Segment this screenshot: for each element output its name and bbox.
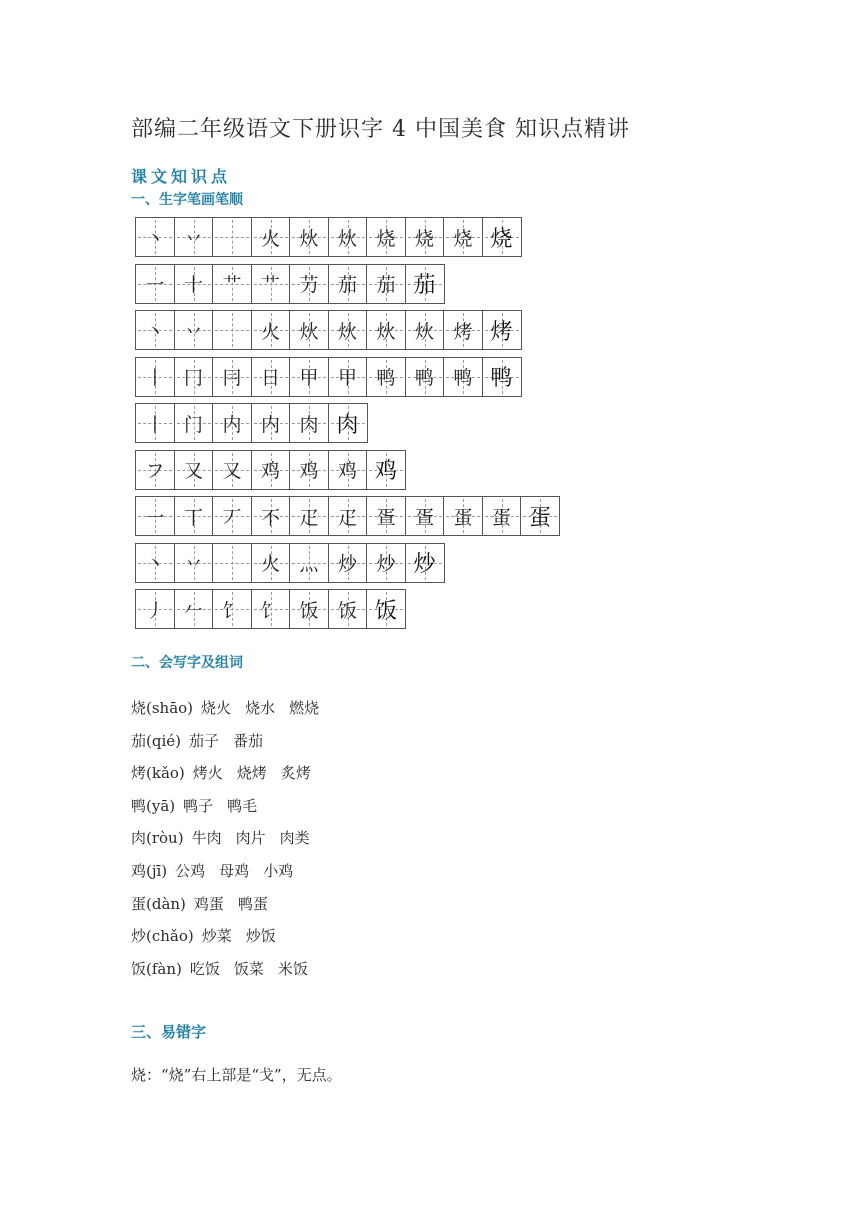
stroke-cell: [405, 496, 445, 536]
stroke-cell: [289, 543, 329, 583]
section-heading-strokes: 一、生字笔画笔顺: [131, 192, 243, 208]
stroke-cell: [174, 589, 214, 629]
stroke-glyph: 𠂉: [183, 599, 203, 622]
section-heading-main: 课文知识点: [131, 167, 232, 186]
stroke-glyph: 火: [260, 227, 280, 250]
stroke-glyph: 一: [145, 506, 165, 529]
word-group-list: [131, 692, 319, 985]
stroke-glyph: 疍: [414, 506, 434, 529]
stroke-glyph: 饣: [260, 599, 280, 622]
stroke-glyph: 饭: [299, 599, 319, 622]
stroke-cell: [212, 589, 252, 629]
stroke-cell: [366, 589, 406, 629]
stroke-cell: [405, 357, 445, 397]
stroke-glyph: 丶: [145, 320, 165, 343]
stroke-glyph: 鸭: [453, 367, 473, 389]
stroke-glyph: 丿: [145, 599, 165, 622]
stroke-cell: [366, 496, 406, 536]
stroke-glyph: 丶: [145, 553, 165, 575]
stroke-glyph: 肉: [336, 412, 359, 438]
stroke-cell: [135, 450, 175, 490]
stroke-row: [135, 543, 560, 583]
stroke-cell: [251, 357, 291, 397]
stroke-cell: [135, 543, 175, 583]
stroke-cell: [366, 450, 406, 490]
stroke-cell: [443, 217, 483, 257]
stroke-glyph: 艹: [222, 274, 242, 296]
stroke-glyph: 丷: [183, 553, 203, 575]
stroke-cell: [289, 217, 329, 257]
stroke-cell: [520, 496, 560, 536]
stroke-cell: [366, 217, 406, 257]
stroke-cell: [251, 310, 291, 350]
stroke-glyph: 丷: [183, 227, 203, 250]
word-group: [131, 757, 319, 790]
stroke-glyph: 丆: [222, 506, 242, 529]
stroke-glyph: 丅: [183, 506, 203, 529]
stroke-glyph: 不: [260, 506, 280, 529]
stroke-glyph: 甲: [299, 367, 319, 389]
stroke-cell: [482, 217, 522, 257]
mistake-note: 烧：“烧”右上部是“戈”，无点。: [131, 1066, 342, 1084]
compound-word: 鸭毛: [227, 796, 258, 815]
stroke-glyph: 烧: [453, 227, 473, 250]
word-group: [131, 888, 319, 921]
stroke-cell: [251, 543, 291, 583]
stroke-glyph: フ: [145, 460, 165, 482]
compound-word: 烧火: [201, 699, 232, 717]
stroke-cell: [366, 310, 406, 350]
compound-word: 烤火: [192, 764, 223, 783]
stroke-cell: [212, 450, 252, 490]
stroke-glyph: 茄: [413, 273, 436, 298]
compound-word: 米饭: [277, 959, 308, 978]
compound-word: 肉类: [279, 829, 310, 848]
stroke-glyph: 茄: [337, 274, 357, 296]
stroke-cell: [135, 589, 175, 629]
character-pinyin: 鸡(jī): [131, 861, 168, 880]
stroke-cell: [212, 310, 252, 350]
stroke-cell: [328, 589, 368, 629]
stroke-row: [135, 310, 560, 350]
character-pinyin: 茄(qié): [131, 731, 181, 750]
compound-word: 燃烧: [289, 699, 320, 717]
compound-word: 烧水: [245, 699, 276, 717]
stroke-cell: [405, 264, 445, 304]
stroke-glyph: 鸭: [414, 367, 434, 389]
stroke-cell: [135, 403, 175, 443]
stroke-cell: [212, 543, 252, 583]
stroke-cell: [366, 543, 406, 583]
compound-word: 母鸡: [219, 861, 250, 880]
stroke-cell: [482, 357, 522, 397]
stroke-glyph: 丷: [183, 320, 203, 343]
stroke-glyph: 丨: [145, 367, 165, 389]
stroke-glyph: 一: [145, 274, 165, 296]
stroke-cell: [289, 496, 329, 536]
compound-word: 番茄: [233, 731, 264, 750]
stroke-glyph: 炏: [337, 227, 357, 250]
stroke-glyph: 炒: [376, 553, 396, 575]
word-group: [131, 692, 319, 725]
stroke-glyph: 鸭: [376, 367, 396, 389]
stroke-glyph: 蛋: [528, 505, 551, 531]
stroke-cell: [135, 310, 175, 350]
stroke-cell: [289, 403, 329, 443]
word-group: [131, 953, 319, 986]
stroke-glyph: 甲: [337, 367, 357, 389]
character-pinyin: 鸭(yā): [131, 796, 176, 815]
stroke-cell: [328, 496, 368, 536]
stroke-cell: [174, 217, 214, 257]
stroke-cell: [328, 264, 368, 304]
stroke-glyph: 又: [183, 460, 203, 482]
character-pinyin: 蛋(dàn): [131, 894, 186, 913]
stroke-cell: [289, 310, 329, 350]
stroke-glyph: 火: [260, 320, 280, 343]
character-pinyin: 烤(kǎo): [131, 764, 185, 783]
stroke-glyph: 疋: [337, 506, 357, 529]
stroke-glyph: 蛋: [453, 506, 473, 529]
compound-word: 炙烤: [280, 764, 311, 783]
compound-word: 茄子: [188, 731, 219, 750]
stroke-glyph: 疍: [376, 506, 396, 529]
stroke-row: [135, 264, 560, 304]
stroke-cell: [251, 450, 291, 490]
stroke-glyph: 炏: [414, 320, 434, 343]
stroke-glyph: 丨: [145, 413, 165, 436]
stroke-cell: [482, 310, 522, 350]
stroke-glyph: 烤: [453, 320, 473, 343]
stroke-cell: [366, 264, 406, 304]
stroke-cell: [328, 357, 368, 397]
compound-word: 小鸡: [263, 861, 294, 880]
stroke-cell: [328, 543, 368, 583]
character-pinyin: 炒(chǎo): [131, 927, 194, 946]
word-group: [131, 790, 319, 823]
stroke-glyph: 烧: [414, 227, 434, 250]
compound-word: 公鸡: [175, 861, 206, 880]
section-heading-mistakes: 三、易错字: [131, 1023, 207, 1041]
character-pinyin: 饭(fàn): [131, 959, 182, 978]
stroke-cell: [251, 403, 291, 443]
stroke-glyph: 炒: [337, 553, 357, 575]
stroke-glyph: 鸡: [337, 460, 357, 482]
stroke-cell: [135, 217, 175, 257]
stroke-cell: [289, 450, 329, 490]
stroke-cell: [212, 264, 252, 304]
stroke-cell: [443, 496, 483, 536]
character-pinyin: 肉(ròu): [131, 829, 184, 848]
stroke-glyph: 芀: [299, 274, 319, 296]
stroke-cell: [443, 357, 483, 397]
stroke-cell: [135, 496, 175, 536]
stroke-glyph: 炒: [413, 552, 436, 577]
section-heading-words: 二、会写字及组词: [131, 655, 243, 671]
stroke-cell: [289, 264, 329, 304]
stroke-row: [135, 403, 560, 443]
compound-word: 鸭子: [183, 796, 214, 815]
stroke-cell: [174, 543, 214, 583]
stroke-glyph: 炏: [299, 320, 319, 343]
compound-word: 炒菜: [201, 927, 232, 946]
stroke-glyph: 鸡: [374, 459, 397, 484]
stroke-cell: [174, 403, 214, 443]
stroke-cell: [405, 543, 445, 583]
stroke-glyph: 炏: [376, 320, 396, 343]
stroke-glyph: 灬: [299, 553, 319, 575]
word-group: [131, 920, 319, 953]
stroke-glyph: 鸭: [490, 366, 513, 391]
stroke-cell: [174, 496, 214, 536]
stroke-cell: [135, 264, 175, 304]
stroke-cell: [174, 450, 214, 490]
stroke-glyph: 炏: [299, 227, 319, 250]
stroke-glyph: 饭: [337, 599, 357, 622]
stroke-cell: [443, 310, 483, 350]
stroke-row: [135, 589, 560, 629]
stroke-glyph: 门: [183, 413, 203, 436]
stroke-glyph: 蛋: [491, 506, 511, 529]
stroke-cell: [366, 357, 406, 397]
compound-word: 烧烤: [236, 764, 267, 783]
stroke-glyph: 饭: [374, 598, 397, 624]
stroke-cell: [405, 217, 445, 257]
stroke-cell: [135, 357, 175, 397]
character-pinyin: 烧(shāo): [131, 699, 194, 717]
stroke-glyph: 火: [260, 553, 280, 575]
stroke-glyph: 内: [222, 413, 242, 436]
compound-word: 牛肉: [191, 829, 222, 848]
compound-word: 鸭蛋: [237, 894, 268, 913]
stroke-glyph: 烧: [376, 227, 396, 250]
stroke-glyph: 十: [183, 274, 203, 296]
stroke-cell: [212, 217, 252, 257]
stroke-glyph: 鸡: [260, 460, 280, 482]
stroke-cell: [482, 496, 522, 536]
stroke-glyph: 茄: [376, 274, 396, 296]
stroke-glyph: 冃: [222, 367, 242, 389]
stroke-cell: [251, 496, 291, 536]
compound-word: 肉片: [235, 829, 266, 848]
stroke-cell: [328, 450, 368, 490]
stroke-cell: [174, 310, 214, 350]
stroke-cell: [251, 264, 291, 304]
stroke-row: [135, 357, 560, 397]
stroke-glyph: 烧: [490, 226, 513, 252]
stroke-glyph: 日: [260, 367, 280, 389]
stroke-cell: [212, 403, 252, 443]
stroke-order-grid: [135, 217, 560, 636]
stroke-glyph: 肉: [299, 413, 319, 436]
stroke-glyph: 冂: [183, 367, 203, 389]
stroke-cell: [251, 589, 291, 629]
stroke-glyph: 炏: [337, 320, 357, 343]
compound-word: 饭菜: [233, 959, 264, 978]
stroke-glyph: 疋: [299, 506, 319, 529]
word-group: [131, 822, 319, 855]
stroke-cell: [289, 589, 329, 629]
stroke-row: [135, 450, 560, 490]
stroke-row: [135, 496, 560, 536]
stroke-cell: [405, 310, 445, 350]
compound-word: 炒饭: [245, 927, 276, 946]
stroke-cell: [212, 357, 252, 397]
compound-word: 吃饭: [189, 959, 220, 978]
stroke-row: [135, 217, 560, 257]
stroke-glyph: 丶: [145, 227, 165, 250]
page-title: 部编二年级语文下册识字 4 中国美食 知识点精讲: [131, 117, 630, 142]
stroke-glyph: 艹: [260, 274, 280, 296]
word-group: [131, 725, 319, 758]
stroke-cell: [174, 357, 214, 397]
stroke-glyph: 又: [222, 460, 242, 482]
stroke-cell: [251, 217, 291, 257]
word-group: [131, 855, 319, 888]
stroke-cell: [328, 403, 368, 443]
stroke-glyph: 内: [260, 413, 280, 436]
stroke-cell: [174, 264, 214, 304]
compound-word: 鸡蛋: [193, 894, 224, 913]
stroke-glyph: 饣: [222, 599, 242, 622]
stroke-cell: [328, 310, 368, 350]
stroke-cell: [328, 217, 368, 257]
stroke-glyph: 鸡: [299, 460, 319, 482]
stroke-cell: [212, 496, 252, 536]
stroke-cell: [289, 357, 329, 397]
stroke-glyph: 烤: [490, 319, 513, 345]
● ● ● ● ● ● ●
§ Written problem: Can you convert the rows from the line with "stroke-cell: [405, 496, 445, 536]" to the line with "word-group-list: [131, 692, 319, 985]", both included, into a numbered list with any blank lines omitted?

§ Task solution:
1. stroke-cell: [405, 496, 445, 536]
2. stroke-cell: [289, 543, 329, 583]
3. section-heading-strokes: 一、生字笔画笔顺: [131, 192, 243, 208]
4. stroke-cell: [174, 589, 214, 629]
5. stroke-glyph: 𠂉: [183, 599, 203, 622]
6. section-heading-main: 课文知识点: [131, 167, 232, 186]
7. stroke-glyph: 火: [260, 227, 280, 250]
8. stroke-glyph: 一: [145, 506, 165, 529]
9. word-group-list: [131, 692, 319, 985]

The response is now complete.